• Provided records
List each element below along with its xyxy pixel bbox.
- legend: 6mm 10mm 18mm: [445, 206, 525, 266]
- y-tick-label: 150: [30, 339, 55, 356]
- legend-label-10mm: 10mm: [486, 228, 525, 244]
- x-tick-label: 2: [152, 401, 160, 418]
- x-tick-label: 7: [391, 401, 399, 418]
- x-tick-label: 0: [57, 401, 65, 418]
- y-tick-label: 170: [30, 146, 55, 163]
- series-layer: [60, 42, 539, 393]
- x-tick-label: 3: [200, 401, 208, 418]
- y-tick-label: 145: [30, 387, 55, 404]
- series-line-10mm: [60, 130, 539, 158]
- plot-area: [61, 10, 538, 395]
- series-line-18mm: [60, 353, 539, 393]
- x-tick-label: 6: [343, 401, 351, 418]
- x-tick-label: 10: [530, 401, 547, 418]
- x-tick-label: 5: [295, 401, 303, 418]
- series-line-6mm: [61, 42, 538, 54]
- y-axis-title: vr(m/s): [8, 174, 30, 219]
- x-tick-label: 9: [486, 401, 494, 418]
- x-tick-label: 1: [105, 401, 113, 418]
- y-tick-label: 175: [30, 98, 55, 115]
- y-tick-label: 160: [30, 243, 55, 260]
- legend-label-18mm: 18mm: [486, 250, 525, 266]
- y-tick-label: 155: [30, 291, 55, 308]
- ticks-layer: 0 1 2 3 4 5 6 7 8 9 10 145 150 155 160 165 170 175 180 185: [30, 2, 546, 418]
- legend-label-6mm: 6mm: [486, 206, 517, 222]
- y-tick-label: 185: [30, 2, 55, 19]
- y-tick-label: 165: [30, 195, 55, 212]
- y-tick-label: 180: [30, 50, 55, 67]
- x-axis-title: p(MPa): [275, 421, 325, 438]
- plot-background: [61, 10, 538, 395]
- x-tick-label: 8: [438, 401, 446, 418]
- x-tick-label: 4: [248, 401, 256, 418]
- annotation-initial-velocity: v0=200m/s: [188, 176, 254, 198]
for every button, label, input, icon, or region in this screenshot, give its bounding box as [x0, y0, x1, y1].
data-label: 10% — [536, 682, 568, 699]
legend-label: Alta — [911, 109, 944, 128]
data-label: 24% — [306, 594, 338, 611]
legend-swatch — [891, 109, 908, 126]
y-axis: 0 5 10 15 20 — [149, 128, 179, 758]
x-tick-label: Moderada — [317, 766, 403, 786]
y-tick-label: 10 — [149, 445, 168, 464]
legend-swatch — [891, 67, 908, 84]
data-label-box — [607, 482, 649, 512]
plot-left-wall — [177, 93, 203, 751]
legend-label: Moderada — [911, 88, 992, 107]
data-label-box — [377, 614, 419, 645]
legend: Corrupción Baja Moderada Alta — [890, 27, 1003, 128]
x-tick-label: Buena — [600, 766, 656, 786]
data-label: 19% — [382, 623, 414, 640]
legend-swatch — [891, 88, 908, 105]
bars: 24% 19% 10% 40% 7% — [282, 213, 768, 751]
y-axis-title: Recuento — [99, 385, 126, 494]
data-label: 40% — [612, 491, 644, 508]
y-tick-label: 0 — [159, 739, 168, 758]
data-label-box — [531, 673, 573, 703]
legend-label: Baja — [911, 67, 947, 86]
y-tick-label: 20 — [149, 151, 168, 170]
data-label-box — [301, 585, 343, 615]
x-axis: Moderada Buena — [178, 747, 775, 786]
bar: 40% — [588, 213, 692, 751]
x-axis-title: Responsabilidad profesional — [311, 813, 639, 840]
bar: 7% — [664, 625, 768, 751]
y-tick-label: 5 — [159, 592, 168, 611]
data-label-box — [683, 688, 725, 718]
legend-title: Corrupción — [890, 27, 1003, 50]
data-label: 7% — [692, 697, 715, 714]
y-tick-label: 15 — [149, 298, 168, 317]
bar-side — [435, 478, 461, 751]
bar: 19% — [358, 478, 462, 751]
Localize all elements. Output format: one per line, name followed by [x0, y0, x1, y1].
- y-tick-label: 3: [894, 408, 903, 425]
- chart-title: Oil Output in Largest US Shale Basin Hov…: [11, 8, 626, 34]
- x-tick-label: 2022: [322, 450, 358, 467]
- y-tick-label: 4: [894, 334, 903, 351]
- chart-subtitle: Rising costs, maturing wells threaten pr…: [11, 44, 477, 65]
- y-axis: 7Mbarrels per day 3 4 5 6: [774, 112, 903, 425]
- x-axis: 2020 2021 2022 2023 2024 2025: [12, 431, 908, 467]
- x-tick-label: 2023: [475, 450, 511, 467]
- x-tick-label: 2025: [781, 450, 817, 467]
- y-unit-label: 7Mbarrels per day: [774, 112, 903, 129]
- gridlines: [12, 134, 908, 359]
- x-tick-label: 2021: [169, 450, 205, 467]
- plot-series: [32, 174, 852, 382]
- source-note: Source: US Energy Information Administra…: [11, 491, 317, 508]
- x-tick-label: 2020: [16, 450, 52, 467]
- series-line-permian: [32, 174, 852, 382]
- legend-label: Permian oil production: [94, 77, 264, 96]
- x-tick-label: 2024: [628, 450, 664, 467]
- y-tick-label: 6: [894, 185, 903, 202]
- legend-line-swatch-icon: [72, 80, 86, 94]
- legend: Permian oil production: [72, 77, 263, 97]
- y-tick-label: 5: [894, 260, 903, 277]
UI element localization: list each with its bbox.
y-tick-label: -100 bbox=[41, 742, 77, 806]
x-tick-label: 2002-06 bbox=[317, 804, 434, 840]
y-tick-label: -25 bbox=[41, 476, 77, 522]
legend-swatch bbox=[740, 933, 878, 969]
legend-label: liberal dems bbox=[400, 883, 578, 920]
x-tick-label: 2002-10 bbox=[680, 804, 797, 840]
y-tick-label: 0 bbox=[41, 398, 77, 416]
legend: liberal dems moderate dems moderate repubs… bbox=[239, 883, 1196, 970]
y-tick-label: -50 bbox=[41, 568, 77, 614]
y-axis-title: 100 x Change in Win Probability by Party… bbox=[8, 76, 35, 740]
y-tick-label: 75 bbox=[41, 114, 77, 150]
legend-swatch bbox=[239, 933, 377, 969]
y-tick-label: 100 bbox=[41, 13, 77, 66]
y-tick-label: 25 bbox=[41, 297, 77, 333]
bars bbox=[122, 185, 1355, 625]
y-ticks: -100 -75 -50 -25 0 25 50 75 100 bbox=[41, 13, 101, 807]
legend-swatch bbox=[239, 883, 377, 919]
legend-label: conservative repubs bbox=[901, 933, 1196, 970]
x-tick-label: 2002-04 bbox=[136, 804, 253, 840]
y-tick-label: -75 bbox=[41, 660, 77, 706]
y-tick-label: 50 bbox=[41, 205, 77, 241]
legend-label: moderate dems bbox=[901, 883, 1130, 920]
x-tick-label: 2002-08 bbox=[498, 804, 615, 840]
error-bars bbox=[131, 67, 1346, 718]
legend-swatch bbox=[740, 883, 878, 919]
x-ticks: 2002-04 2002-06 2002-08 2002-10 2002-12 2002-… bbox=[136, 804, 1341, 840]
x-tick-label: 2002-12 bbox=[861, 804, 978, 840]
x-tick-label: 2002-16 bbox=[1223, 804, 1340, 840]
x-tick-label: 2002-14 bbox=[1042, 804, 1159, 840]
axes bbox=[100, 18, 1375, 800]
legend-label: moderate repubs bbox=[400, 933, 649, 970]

• Directions
Identify every line in the listing above that contains the string "series", and copy each such line. The match is case-sensitive.

• Answer to the task
- series-layer: [60, 42, 539, 393]
- series-line-10mm: [60, 130, 539, 158]
- series-line-18mm: [60, 353, 539, 393]
- series-line-6mm: [61, 42, 538, 54]
- plot-series: [32, 174, 852, 382]
- series-line-permian: [32, 174, 852, 382]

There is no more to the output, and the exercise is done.